* Begin DATA RECORDS *

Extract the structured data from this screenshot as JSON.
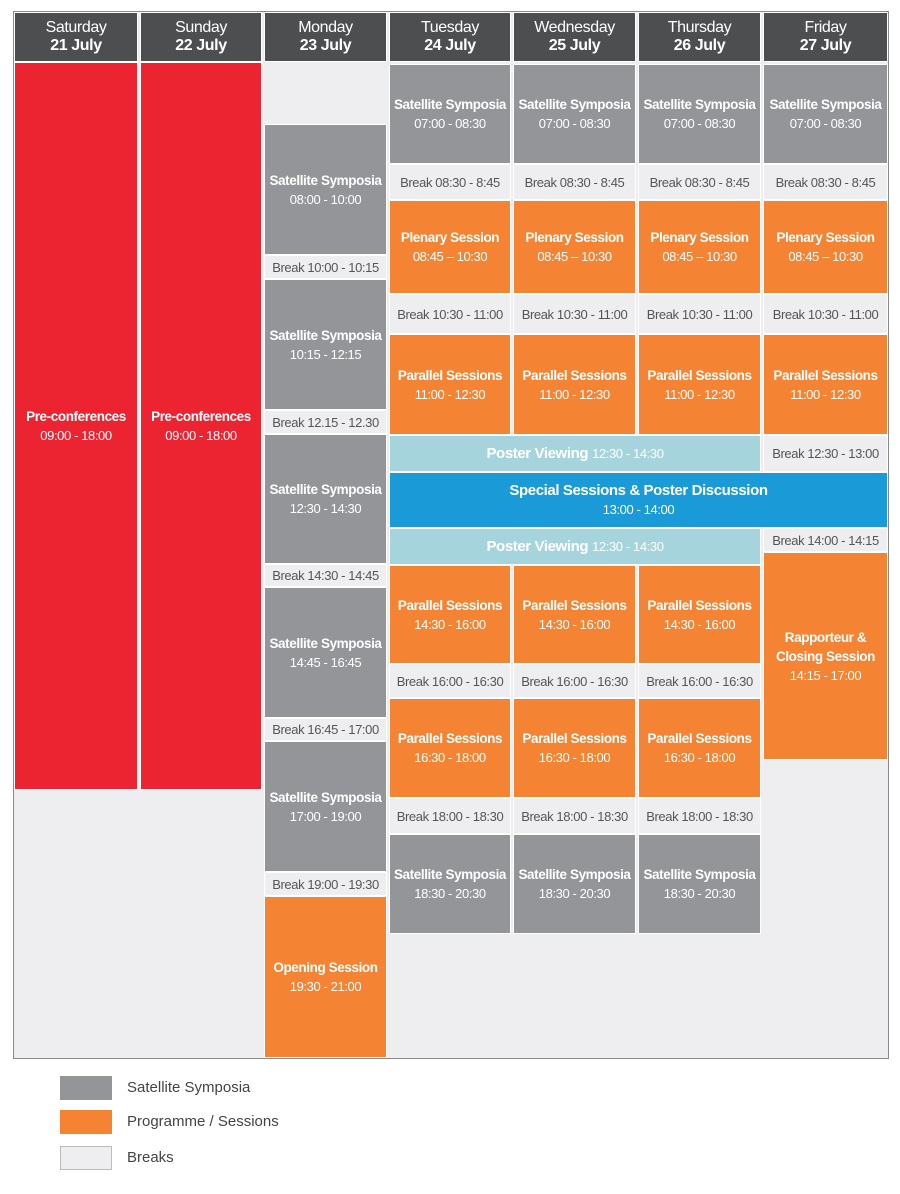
{
  "days": [
    {
      "name": "Saturday",
      "date": "21 July"
    },
    {
      "name": "Sunday",
      "date": "22 July"
    },
    {
      "name": "Monday",
      "date": "23 July"
    },
    {
      "name": "Tuesday",
      "date": "24 July"
    },
    {
      "name": "Wednesday",
      "date": "25 July"
    },
    {
      "name": "Thursday",
      "date": "26 July"
    },
    {
      "name": "Friday",
      "date": "27 July"
    }
  ],
  "blocks": [
    {
      "title": "Pre-conferences",
      "time": "09:00 - 18:00"
    },
    {
      "title": "Pre-conferences",
      "time": "09:00 - 18:00"
    },
    {
      "title": "Satellite Symposia",
      "time": "08:00 - 10:00"
    },
    {
      "title": "Break 10:00 - 10:15"
    },
    {
      "title": "Satellite Symposia",
      "time": "10:15 - 12:15"
    },
    {
      "title": "Break 12.15 - 12.30"
    },
    {
      "title": "Satellite Symposia",
      "time": "12:30 - 14:30"
    },
    {
      "title": "Break 14:30 - 14:45"
    },
    {
      "title": "Satellite Symposia",
      "time": "14:45 - 16:45"
    },
    {
      "title": "Break 16:45 - 17:00"
    },
    {
      "title": "Satellite Symposia",
      "time": "17:00 - 19:00"
    },
    {
      "title": "Break 19:00 - 19:30"
    },
    {
      "title": "Opening Session",
      "time": "19:30 - 21:00"
    },
    {
      "title": "Satellite Symposia",
      "time": "07:00 - 08:30"
    },
    {
      "title": "Break 08:30 - 8:45"
    },
    {
      "title": "Plenary Session",
      "time": "08:45 – 10:30"
    },
    {
      "title": "Break 10:30 - 11:00"
    },
    {
      "title": "Parallel Sessions",
      "time": "11:00 - 12:30"
    },
    {
      "title": "Parallel Sessions",
      "time": "14:30 - 16:00"
    },
    {
      "title": "Break 16:00 - 16:30"
    },
    {
      "title": "Parallel Sessions",
      "time": "16:30 - 18:00"
    },
    {
      "title": "Break 18:00 - 18:30"
    },
    {
      "title": "Satellite Symposia",
      "time": "18:30 - 20:30"
    },
    {
      "title": "Satellite Symposia",
      "time": "07:00 - 08:30"
    },
    {
      "title": "Break 08:30 - 8:45"
    },
    {
      "title": "Plenary Session",
      "time": "08:45 – 10:30"
    },
    {
      "title": "Break 10:30 - 11:00"
    },
    {
      "title": "Parallel Sessions",
      "time": "11:00 - 12:30"
    },
    {
      "title": "Parallel Sessions",
      "time": "14:30 - 16:00"
    },
    {
      "title": "Break 16:00 - 16:30"
    },
    {
      "title": "Parallel Sessions",
      "time": "16:30 - 18:00"
    },
    {
      "title": "Break 18:00 - 18:30"
    },
    {
      "title": "Satellite Symposia",
      "time": "18:30 - 20:30"
    },
    {
      "title": "Satellite Symposia",
      "time": "07:00 - 08:30"
    },
    {
      "title": "Break 08:30 - 8:45"
    },
    {
      "title": "Plenary Session",
      "time": "08:45 – 10:30"
    },
    {
      "title": "Break 10:30 - 11:00"
    },
    {
      "title": "Parallel Sessions",
      "time": "11:00 - 12:30"
    },
    {
      "title": "Parallel Sessions",
      "time": "14:30 - 16:00"
    },
    {
      "title": "Break 16:00 - 16:30"
    },
    {
      "title": "Parallel Sessions",
      "time": "16:30 - 18:00"
    },
    {
      "title": "Break 18:00 - 18:30"
    },
    {
      "title": "Satellite Symposia",
      "time": "18:30 - 20:30"
    },
    {
      "title": "Satellite Symposia",
      "time": "07:00 - 08:30"
    },
    {
      "title": "Break 08:30 - 8:45"
    },
    {
      "title": "Plenary Session",
      "time": "08:45 – 10:30"
    },
    {
      "title": "Break 10:30 - 11:00"
    },
    {
      "title": "Parallel Sessions",
      "time": "11:00 - 12:30"
    },
    {
      "title": "Break 12:30 - 13:00"
    },
    {
      "title": "Break 14:00 - 14:15"
    },
    {
      "title": "Rapporteur & Closing Session",
      "time": "14:15 - 17:00"
    },
    {
      "title": "Poster Viewing",
      "time": "12:30 - 14:30"
    },
    {
      "title": "Special Sessions & Poster Discussion",
      "time": "13:00 - 14:00"
    },
    {
      "title": "Poster Viewing",
      "time": "12:30 - 14:30"
    }
  ],
  "legend": [
    "Satellite Symposia",
    "Programme / Sessions",
    "Breaks"
  ]
}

* End DATA RECORDS *

WHAT THIS TASK INVOLVES:
Answer only with how many lines in the records include "name".

IN RESPONSE:
7